### Record set

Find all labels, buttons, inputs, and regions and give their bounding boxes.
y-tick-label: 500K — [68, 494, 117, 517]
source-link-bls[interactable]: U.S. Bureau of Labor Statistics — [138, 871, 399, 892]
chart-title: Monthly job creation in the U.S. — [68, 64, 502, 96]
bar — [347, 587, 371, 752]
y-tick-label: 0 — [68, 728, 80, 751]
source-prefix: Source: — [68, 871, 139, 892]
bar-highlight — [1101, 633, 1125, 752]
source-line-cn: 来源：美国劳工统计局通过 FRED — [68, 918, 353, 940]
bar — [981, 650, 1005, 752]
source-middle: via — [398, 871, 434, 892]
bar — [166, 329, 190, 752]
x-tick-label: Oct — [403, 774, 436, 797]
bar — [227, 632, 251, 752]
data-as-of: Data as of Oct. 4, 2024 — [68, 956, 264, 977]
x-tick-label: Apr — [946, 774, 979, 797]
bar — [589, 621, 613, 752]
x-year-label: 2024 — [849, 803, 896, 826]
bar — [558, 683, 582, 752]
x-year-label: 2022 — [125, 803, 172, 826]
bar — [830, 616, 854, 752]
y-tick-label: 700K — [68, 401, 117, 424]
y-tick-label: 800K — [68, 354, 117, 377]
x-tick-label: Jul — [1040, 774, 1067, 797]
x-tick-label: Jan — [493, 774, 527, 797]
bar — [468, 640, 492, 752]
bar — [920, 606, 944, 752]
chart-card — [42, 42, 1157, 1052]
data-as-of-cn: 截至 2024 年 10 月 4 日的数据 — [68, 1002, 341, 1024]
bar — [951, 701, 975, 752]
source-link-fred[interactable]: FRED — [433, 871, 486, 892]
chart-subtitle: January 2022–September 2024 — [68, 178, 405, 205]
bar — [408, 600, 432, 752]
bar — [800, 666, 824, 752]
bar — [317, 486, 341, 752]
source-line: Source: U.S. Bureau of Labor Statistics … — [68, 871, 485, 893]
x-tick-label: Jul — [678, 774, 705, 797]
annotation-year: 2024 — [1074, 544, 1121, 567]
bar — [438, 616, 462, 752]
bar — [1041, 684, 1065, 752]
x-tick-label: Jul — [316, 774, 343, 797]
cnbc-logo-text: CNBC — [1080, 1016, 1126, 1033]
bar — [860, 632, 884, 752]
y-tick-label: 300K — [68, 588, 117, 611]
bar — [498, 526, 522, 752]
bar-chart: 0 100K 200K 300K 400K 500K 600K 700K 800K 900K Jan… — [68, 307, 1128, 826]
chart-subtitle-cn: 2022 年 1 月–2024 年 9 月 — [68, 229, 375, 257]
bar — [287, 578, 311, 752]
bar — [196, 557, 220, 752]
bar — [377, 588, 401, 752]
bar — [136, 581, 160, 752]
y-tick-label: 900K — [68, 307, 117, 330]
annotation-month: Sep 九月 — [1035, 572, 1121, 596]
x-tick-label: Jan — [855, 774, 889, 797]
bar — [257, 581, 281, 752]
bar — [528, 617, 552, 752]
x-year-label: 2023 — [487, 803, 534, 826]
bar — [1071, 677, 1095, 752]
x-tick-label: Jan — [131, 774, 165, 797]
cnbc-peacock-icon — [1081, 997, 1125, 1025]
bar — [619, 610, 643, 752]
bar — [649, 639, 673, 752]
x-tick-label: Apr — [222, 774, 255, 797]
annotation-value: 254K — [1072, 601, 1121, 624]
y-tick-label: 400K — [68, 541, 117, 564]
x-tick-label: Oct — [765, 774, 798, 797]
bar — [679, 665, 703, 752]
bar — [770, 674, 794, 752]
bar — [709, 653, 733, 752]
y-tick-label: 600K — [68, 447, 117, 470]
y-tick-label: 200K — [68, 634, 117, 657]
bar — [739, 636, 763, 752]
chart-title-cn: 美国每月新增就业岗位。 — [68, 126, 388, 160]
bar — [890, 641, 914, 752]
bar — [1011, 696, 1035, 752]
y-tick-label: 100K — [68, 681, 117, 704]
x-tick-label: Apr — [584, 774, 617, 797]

* * *

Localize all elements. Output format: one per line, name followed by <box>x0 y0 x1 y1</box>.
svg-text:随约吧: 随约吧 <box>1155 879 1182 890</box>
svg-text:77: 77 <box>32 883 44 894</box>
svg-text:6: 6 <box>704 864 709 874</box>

---

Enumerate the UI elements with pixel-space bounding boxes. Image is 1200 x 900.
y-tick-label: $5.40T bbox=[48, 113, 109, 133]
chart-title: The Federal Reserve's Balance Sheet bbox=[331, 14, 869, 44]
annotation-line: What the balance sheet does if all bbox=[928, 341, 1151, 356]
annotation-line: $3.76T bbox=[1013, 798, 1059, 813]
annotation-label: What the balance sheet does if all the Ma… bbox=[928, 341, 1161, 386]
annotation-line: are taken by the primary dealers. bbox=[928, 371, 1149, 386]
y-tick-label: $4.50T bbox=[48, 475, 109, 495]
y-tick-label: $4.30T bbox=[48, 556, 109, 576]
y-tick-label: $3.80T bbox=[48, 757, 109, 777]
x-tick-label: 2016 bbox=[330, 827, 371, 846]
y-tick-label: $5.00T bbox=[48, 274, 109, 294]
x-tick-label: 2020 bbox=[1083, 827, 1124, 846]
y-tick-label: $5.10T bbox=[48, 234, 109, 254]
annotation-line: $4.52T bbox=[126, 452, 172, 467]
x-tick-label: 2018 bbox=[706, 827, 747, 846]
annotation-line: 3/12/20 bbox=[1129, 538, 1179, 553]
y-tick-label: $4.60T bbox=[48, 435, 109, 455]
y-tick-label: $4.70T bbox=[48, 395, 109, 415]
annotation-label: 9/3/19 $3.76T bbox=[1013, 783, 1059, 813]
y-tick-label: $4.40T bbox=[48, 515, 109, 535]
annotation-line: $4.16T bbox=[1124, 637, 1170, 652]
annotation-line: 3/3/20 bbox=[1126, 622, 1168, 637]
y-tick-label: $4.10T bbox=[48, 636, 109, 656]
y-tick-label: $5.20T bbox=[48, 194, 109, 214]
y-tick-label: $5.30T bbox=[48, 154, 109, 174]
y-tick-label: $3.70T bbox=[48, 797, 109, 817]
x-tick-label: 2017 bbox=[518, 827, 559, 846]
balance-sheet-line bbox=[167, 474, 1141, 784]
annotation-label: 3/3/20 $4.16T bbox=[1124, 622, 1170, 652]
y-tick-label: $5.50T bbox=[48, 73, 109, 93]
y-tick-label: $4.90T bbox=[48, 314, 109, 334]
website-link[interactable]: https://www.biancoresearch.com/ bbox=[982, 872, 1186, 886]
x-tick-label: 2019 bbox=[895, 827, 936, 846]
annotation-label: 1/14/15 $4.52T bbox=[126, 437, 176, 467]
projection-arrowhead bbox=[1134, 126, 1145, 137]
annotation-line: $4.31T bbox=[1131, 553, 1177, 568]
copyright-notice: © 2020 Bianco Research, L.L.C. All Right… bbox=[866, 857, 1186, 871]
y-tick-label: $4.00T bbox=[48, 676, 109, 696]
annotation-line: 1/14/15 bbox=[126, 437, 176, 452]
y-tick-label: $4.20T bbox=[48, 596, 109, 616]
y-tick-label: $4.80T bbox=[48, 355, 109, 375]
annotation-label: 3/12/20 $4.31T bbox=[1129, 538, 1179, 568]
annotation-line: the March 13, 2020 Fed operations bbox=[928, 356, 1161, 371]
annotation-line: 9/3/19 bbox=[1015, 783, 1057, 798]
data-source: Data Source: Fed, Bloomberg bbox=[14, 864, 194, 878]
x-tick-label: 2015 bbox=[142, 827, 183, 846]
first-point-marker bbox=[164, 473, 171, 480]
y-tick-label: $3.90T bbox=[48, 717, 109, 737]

### Your instructions
Could you copy the records from the line containing "Enumerate the UI" through the line containing "y-tick-label: $3.70T bbox=[48, 797, 109, 817]", character for character?

### The solution
Enumerate the UI elements with pixel-space bounding boxes. Image is 1200 x 900.
y-tick-label: $5.40T bbox=[48, 113, 109, 133]
chart-title: The Federal Reserve's Balance Sheet bbox=[331, 14, 869, 44]
annotation-line: What the balance sheet does if all bbox=[928, 341, 1151, 356]
annotation-line: $3.76T bbox=[1013, 798, 1059, 813]
annotation-label: What the balance sheet does if all the Ma… bbox=[928, 341, 1161, 386]
annotation-line: are taken by the primary dealers. bbox=[928, 371, 1149, 386]
y-tick-label: $4.50T bbox=[48, 475, 109, 495]
y-tick-label: $4.30T bbox=[48, 556, 109, 576]
y-tick-label: $3.80T bbox=[48, 757, 109, 777]
x-tick-label: 2016 bbox=[330, 827, 371, 846]
y-tick-label: $5.00T bbox=[48, 274, 109, 294]
x-tick-label: 2020 bbox=[1083, 827, 1124, 846]
y-tick-label: $5.10T bbox=[48, 234, 109, 254]
annotation-line: $4.52T bbox=[126, 452, 172, 467]
x-tick-label: 2018 bbox=[706, 827, 747, 846]
annotation-line: 3/12/20 bbox=[1129, 538, 1179, 553]
y-tick-label: $4.60T bbox=[48, 435, 109, 455]
y-tick-label: $4.70T bbox=[48, 395, 109, 415]
annotation-label: 9/3/19 $3.76T bbox=[1013, 783, 1059, 813]
y-tick-label: $4.40T bbox=[48, 515, 109, 535]
annotation-line: $4.16T bbox=[1124, 637, 1170, 652]
annotation-line: 3/3/20 bbox=[1126, 622, 1168, 637]
y-tick-label: $4.10T bbox=[48, 636, 109, 656]
y-tick-label: $5.20T bbox=[48, 194, 109, 214]
y-tick-label: $5.30T bbox=[48, 154, 109, 174]
y-tick-label: $3.70T bbox=[48, 797, 109, 817]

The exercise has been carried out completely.